**Directive**: Copy the line containing "OCR this image.", then all lines after it up to and including the final line of the material, exactly and without additions.
____ Record extracts
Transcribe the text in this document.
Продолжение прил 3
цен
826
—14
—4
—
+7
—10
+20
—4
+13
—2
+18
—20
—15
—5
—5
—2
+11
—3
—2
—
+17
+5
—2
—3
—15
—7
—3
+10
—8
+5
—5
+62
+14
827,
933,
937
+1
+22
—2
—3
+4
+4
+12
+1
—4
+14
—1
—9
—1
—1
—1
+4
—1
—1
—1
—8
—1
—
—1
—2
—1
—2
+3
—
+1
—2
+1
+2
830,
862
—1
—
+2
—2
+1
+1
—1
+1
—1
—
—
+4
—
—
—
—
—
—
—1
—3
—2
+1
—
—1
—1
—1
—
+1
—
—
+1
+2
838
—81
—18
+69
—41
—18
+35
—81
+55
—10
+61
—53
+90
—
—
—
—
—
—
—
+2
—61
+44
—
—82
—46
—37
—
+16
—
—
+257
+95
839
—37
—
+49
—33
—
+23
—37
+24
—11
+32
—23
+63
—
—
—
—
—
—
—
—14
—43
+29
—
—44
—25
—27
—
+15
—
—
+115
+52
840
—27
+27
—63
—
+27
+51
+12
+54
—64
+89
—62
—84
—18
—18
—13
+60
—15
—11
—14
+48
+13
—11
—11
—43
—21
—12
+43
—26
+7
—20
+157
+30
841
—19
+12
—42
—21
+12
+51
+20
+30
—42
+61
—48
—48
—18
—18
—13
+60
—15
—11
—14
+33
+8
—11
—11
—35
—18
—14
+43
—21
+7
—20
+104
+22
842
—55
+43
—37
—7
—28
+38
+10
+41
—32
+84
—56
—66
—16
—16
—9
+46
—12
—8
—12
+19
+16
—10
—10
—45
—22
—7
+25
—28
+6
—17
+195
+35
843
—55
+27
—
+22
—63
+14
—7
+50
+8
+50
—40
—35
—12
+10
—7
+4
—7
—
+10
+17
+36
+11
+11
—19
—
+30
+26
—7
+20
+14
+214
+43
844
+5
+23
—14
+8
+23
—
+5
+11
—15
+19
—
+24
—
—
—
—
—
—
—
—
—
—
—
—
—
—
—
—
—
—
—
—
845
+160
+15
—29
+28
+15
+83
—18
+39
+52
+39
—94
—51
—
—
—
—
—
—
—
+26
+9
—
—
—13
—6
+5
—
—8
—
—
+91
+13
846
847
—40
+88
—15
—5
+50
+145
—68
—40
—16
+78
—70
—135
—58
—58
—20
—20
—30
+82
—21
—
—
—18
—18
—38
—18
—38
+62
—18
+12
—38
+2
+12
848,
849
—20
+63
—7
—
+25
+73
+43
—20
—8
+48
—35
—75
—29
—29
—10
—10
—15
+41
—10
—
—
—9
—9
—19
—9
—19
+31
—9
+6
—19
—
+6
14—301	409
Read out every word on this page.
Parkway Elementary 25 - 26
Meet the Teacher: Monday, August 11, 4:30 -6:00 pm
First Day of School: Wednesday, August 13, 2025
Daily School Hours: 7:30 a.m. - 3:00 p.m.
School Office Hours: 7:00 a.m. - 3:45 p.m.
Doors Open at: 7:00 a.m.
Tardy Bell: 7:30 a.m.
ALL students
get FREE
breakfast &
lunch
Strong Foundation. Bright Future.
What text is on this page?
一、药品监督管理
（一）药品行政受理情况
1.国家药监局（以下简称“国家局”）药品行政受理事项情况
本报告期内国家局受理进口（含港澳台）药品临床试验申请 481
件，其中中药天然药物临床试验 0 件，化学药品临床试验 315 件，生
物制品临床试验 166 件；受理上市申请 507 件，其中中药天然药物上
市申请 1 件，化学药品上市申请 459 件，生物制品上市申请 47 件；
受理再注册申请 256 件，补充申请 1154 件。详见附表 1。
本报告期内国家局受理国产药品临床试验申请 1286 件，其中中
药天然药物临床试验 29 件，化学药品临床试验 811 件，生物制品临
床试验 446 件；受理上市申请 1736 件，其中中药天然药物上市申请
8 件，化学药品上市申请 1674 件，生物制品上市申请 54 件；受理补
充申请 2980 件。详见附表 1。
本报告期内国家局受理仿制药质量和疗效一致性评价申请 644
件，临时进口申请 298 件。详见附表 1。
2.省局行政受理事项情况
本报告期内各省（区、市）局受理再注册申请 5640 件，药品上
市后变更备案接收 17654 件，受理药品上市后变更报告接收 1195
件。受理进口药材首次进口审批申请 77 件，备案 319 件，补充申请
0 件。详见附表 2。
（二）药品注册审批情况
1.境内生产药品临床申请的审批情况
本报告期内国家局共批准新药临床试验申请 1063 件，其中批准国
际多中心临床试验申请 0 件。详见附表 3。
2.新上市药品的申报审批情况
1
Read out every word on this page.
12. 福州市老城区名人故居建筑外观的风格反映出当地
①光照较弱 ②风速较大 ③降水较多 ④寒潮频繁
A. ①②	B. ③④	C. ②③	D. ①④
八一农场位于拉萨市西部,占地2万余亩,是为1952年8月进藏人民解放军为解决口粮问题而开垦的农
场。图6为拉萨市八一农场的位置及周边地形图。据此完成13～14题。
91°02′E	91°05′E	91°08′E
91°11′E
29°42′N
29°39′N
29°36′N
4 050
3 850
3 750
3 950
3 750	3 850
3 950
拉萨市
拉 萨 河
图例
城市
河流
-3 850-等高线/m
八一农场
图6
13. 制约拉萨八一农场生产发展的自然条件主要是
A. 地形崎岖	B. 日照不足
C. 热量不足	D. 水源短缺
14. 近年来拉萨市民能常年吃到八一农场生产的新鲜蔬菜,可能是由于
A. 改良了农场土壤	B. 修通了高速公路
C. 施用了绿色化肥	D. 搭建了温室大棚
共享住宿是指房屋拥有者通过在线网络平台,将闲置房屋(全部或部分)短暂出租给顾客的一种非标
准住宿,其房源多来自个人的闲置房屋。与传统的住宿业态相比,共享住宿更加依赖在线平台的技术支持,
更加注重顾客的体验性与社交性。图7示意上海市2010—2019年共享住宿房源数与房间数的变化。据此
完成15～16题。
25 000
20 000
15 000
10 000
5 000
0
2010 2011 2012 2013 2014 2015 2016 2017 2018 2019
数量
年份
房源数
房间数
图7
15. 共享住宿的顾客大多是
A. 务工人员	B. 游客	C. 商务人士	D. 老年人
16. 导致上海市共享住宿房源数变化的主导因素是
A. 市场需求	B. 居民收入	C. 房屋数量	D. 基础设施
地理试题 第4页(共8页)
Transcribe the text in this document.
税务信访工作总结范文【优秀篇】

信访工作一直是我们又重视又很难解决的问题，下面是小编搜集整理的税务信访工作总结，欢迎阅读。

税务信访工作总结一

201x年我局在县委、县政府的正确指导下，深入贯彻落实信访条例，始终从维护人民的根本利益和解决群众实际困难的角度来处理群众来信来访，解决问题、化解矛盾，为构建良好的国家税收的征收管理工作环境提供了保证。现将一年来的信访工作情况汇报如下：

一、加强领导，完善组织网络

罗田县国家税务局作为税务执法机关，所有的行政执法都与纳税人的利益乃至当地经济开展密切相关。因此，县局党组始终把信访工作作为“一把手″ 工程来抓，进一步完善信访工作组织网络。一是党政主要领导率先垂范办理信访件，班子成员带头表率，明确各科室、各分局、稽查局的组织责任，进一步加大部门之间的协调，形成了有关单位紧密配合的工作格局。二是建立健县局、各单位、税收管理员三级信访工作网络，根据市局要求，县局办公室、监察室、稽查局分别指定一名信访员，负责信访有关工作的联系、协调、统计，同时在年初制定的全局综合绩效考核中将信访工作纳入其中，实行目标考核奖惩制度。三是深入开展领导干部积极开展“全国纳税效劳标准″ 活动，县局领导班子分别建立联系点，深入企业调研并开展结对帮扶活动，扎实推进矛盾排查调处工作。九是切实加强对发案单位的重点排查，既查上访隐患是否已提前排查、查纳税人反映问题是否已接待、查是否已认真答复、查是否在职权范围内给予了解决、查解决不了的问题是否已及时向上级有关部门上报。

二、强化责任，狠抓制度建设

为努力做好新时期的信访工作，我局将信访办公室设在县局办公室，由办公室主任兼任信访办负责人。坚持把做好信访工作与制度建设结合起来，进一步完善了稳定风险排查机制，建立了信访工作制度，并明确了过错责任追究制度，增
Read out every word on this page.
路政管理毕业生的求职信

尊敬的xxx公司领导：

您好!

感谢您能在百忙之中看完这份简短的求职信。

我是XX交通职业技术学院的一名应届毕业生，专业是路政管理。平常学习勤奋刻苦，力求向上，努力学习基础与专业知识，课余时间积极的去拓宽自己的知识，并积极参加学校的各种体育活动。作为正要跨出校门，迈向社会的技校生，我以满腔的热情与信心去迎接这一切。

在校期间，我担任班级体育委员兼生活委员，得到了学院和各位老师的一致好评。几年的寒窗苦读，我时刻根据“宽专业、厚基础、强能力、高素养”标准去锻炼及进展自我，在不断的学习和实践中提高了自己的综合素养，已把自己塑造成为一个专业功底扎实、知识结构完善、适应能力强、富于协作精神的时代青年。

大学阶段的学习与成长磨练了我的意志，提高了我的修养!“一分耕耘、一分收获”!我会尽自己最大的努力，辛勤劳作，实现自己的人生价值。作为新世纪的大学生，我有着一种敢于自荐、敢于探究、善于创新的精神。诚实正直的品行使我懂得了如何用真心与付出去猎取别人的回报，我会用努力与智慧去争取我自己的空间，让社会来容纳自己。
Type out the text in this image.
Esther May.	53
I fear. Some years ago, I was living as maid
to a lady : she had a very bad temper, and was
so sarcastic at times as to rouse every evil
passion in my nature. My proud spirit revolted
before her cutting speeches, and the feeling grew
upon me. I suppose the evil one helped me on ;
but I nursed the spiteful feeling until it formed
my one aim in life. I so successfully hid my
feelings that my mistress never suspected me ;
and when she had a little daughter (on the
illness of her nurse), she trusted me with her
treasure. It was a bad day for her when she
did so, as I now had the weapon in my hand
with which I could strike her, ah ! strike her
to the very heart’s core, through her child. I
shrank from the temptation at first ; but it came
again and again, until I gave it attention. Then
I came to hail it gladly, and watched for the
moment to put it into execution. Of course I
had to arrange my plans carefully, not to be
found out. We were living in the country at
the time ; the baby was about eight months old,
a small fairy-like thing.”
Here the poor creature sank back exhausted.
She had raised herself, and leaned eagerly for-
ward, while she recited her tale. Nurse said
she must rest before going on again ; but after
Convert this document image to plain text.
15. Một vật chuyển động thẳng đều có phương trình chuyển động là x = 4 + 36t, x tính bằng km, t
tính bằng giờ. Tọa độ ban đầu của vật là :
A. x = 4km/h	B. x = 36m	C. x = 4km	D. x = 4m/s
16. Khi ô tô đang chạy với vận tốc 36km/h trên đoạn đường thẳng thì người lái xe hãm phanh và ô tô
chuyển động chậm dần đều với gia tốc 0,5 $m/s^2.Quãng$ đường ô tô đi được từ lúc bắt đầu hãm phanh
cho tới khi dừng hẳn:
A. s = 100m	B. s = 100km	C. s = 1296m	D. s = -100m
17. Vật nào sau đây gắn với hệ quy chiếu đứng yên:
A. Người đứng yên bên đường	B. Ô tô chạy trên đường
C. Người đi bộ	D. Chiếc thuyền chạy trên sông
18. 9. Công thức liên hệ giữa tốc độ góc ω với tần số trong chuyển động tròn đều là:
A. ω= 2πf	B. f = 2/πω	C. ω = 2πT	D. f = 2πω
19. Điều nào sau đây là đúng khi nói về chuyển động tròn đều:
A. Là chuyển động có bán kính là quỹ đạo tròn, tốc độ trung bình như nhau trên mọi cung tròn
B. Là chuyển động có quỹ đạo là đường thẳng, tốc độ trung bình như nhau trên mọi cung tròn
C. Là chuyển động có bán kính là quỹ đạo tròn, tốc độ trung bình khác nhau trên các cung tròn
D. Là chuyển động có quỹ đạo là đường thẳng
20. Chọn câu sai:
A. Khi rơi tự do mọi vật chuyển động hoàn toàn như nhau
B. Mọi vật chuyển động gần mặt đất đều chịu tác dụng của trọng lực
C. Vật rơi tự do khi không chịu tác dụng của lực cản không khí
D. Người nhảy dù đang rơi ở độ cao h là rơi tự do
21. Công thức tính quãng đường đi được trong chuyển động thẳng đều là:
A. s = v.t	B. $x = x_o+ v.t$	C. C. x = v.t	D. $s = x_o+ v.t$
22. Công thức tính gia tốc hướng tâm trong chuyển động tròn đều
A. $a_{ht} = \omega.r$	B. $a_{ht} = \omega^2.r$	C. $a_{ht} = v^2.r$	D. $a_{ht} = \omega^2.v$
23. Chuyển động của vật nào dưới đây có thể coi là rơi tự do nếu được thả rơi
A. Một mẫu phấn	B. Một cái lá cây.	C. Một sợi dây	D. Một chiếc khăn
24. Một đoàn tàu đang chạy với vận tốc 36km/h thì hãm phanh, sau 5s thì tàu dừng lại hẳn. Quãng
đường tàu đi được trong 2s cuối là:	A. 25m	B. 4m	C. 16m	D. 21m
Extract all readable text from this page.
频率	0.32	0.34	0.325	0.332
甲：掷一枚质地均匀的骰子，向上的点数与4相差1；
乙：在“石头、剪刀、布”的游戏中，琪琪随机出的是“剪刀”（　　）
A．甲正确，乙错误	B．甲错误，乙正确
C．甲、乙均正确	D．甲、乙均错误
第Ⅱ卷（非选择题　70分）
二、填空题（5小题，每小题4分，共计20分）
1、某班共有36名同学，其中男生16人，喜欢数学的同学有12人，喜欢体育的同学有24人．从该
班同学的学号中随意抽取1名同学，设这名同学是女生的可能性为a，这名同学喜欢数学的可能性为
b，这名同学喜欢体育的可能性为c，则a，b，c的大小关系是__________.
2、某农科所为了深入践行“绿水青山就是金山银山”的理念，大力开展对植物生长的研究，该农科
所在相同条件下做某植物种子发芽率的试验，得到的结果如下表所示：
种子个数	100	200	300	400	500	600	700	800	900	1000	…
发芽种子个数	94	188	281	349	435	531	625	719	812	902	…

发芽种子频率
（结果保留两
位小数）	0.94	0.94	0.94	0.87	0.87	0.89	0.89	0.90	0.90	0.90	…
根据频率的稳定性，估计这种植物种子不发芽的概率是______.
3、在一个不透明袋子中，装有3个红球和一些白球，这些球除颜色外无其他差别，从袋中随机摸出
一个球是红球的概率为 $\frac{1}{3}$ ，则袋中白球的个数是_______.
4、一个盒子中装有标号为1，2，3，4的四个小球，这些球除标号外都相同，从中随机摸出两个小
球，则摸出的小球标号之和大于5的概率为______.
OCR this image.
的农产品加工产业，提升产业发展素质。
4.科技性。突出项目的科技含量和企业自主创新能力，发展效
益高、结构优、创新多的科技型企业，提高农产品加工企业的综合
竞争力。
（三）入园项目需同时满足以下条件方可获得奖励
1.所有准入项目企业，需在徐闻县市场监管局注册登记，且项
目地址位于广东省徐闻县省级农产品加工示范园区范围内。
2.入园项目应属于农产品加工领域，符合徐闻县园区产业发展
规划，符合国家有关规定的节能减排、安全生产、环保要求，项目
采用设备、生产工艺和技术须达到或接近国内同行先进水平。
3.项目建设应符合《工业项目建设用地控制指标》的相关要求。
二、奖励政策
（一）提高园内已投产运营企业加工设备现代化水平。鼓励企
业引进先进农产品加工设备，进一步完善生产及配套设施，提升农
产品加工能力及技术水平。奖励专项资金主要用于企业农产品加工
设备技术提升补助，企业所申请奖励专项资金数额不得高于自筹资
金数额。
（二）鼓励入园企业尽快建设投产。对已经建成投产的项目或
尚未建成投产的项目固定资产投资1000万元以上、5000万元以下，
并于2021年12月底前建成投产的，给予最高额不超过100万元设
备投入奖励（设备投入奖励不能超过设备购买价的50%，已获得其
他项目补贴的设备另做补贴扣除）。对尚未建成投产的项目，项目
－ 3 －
________
**Response**:
OCR this image.
的农产品加工产业，提升产业发展素质。
4.科技性。突出项目的科技含量和企业自主创新能力，发展效
益高、结构优、创新多的科技型企业，提高农产品加工企业的综合
竞争力。
（三）入园项目需同时满足以下条件方可获得奖励
1.所有准入项目企业，需在徐闻县市场监管局注册登记，且项
目地址位于广东省徐闻县省级农产品加工示范园区范围内。
2.入园项目应属于农产品加工领域，符合徐闻县园区产业发展
规划，符合国家有关规定的节能减排、安全生产、环保要求，项目
采用设备、生产工艺和技术须达到或接近国内同行先进水平。
3.项目建设应符合《工业项目建设用地控制指标》的相关要求。
二、奖励政策
（一）提高园内已投产运营企业加工设备现代化水平。鼓励企
业引进先进农产品加工设备，进一步完善生产及配套设施，提升农
产品加工能力及技术水平。奖励专项资金主要用于企业农产品加工
设备技术提升补助，企业所申请奖励专项资金数额不得高于自筹资
金数额。
（二）鼓励入园企业尽快建设投产。对已经建成投产的项目或
尚未建成投产的项目固定资产投资1000万元以上、5000万元以下，
并于2021年12月底前建成投产的，给予最高额不超过100万元设
备投入奖励（设备投入奖励不能超过设备购买价的50%，已获得其
他项目补贴的设备另做补贴扣除）。对尚未建成投产的项目，项目
－ 3 －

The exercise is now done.